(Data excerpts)
┏━━
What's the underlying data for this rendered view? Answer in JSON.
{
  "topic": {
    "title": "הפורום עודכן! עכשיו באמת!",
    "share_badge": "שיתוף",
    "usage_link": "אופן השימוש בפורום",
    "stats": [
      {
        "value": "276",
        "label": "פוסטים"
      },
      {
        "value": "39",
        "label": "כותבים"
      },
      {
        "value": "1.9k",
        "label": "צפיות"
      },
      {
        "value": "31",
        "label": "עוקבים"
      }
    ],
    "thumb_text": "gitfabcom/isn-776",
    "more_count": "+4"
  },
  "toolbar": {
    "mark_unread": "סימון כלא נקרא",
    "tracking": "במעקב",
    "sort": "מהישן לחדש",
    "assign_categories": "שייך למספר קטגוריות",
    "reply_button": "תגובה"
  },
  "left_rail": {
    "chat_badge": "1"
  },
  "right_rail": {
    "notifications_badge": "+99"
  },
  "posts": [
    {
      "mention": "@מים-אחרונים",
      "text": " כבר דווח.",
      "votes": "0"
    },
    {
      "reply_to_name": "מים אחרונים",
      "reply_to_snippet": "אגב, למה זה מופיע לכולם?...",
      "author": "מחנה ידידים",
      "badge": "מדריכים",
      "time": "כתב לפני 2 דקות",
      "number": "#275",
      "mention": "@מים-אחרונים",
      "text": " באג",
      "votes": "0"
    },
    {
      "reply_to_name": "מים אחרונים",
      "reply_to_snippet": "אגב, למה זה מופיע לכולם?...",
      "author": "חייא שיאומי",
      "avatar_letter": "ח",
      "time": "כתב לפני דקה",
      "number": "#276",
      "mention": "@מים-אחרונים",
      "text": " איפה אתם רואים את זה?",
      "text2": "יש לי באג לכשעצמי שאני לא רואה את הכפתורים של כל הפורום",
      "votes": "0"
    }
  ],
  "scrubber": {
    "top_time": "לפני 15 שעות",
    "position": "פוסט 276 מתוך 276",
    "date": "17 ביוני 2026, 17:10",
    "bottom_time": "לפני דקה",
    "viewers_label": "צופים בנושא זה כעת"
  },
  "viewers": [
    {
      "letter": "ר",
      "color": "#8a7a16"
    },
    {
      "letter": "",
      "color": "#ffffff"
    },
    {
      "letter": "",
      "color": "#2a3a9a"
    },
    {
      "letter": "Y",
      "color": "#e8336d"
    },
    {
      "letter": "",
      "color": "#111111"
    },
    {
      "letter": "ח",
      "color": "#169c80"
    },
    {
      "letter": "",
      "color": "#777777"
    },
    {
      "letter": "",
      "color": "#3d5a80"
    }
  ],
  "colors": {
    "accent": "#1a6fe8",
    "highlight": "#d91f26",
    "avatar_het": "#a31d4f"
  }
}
┗━━
Task requirements: Give the material above again, word for word.

The answer:
What's the underlying data for this rendered view? Answer in JSON.
{
  "topic": {
    "title": "הפורום עודכן! עכשיו באמת!",
    "share_badge": "שיתוף",
    "usage_link": "אופן השימוש בפורום",
    "stats": [
      {
        "value": "276",
        "label": "פוסטים"
      },
      {
        "value": "39",
        "label": "כותבים"
      },
      {
        "value": "1.9k",
        "label": "צפיות"
      },
      {
        "value": "31",
        "label": "עוקבים"
      }
    ],
    "thumb_text": "gitfabcom/isn-776",
    "more_count": "+4"
  },
  "toolbar": {
    "mark_unread": "סימון כלא נקרא",
    "tracking": "במעקב",
    "sort": "מהישן לחדש",
    "assign_categories": "שייך למספר קטגוריות",
    "reply_button": "תגובה"
  },
  "left_rail": {
    "chat_badge": "1"
  },
  "right_rail": {
    "notifications_badge": "+99"
  },
  "posts": [
    {
      "mention": "@מים-אחרונים",
      "text": " כבר דווח.",
      "votes": "0"
    },
    {
      "reply_to_name": "מים אחרונים",
      "reply_to_snippet": "אגב, למה זה מופיע לכולם?...",
      "author": "מחנה ידידים",
      "badge": "מדריכים",
      "time": "כתב לפני 2 דקות",
      "number": "#275",
      "mention": "@מים-אחרונים",
      "text": " באג",
      "votes": "0"
    },
    {
      "reply_to_name": "מים אחרונים",
      "reply_to_snippet": "אגב, למה זה מופיע לכולם?...",
      "author": "חייא שיאומי",
      "avatar_letter": "ח",
      "time": "כתב לפני דקה",
      "number": "#276",
      "mention": "@מים-אחרונים",
      "text": " איפה אתם רואים את זה?",
      "text2": "יש לי באג לכשעצמי שאני לא רואה את הכפתורים של כל הפורום",
      "votes": "0"
    }
  ],
  "scrubber": {
    "top_time": "לפני 15 שעות",
    "position": "פוסט 276 מתוך 276",
    "date": "17 ביוני 2026, 17:10",
    "bottom_time": "לפני דקה",
    "viewers_label": "צופים בנושא זה כעת"
  },
  "viewers": [
    {
      "letter": "ר",
      "color": "#8a7a16"
    },
    {
      "letter": "",
      "color": "#ffffff"
    },
    {
      "letter": "",
      "color": "#2a3a9a"
    },
    {
      "letter": "Y",
      "color": "#e8336d"
    },
    {
      "letter": "",
      "color": "#111111"
    },
    {
      "letter": "ח",
      "color": "#169c80"
    },
    {
      "letter": "",
      "color": "#777777"
    },
    {
      "letter": "",
      "color": "#3d5a80"
    }
  ],
  "colors": {
    "accent": "#1a6fe8",
    "highlight": "#d91f26",
    "avatar_het": "#a31d4f"
  }
}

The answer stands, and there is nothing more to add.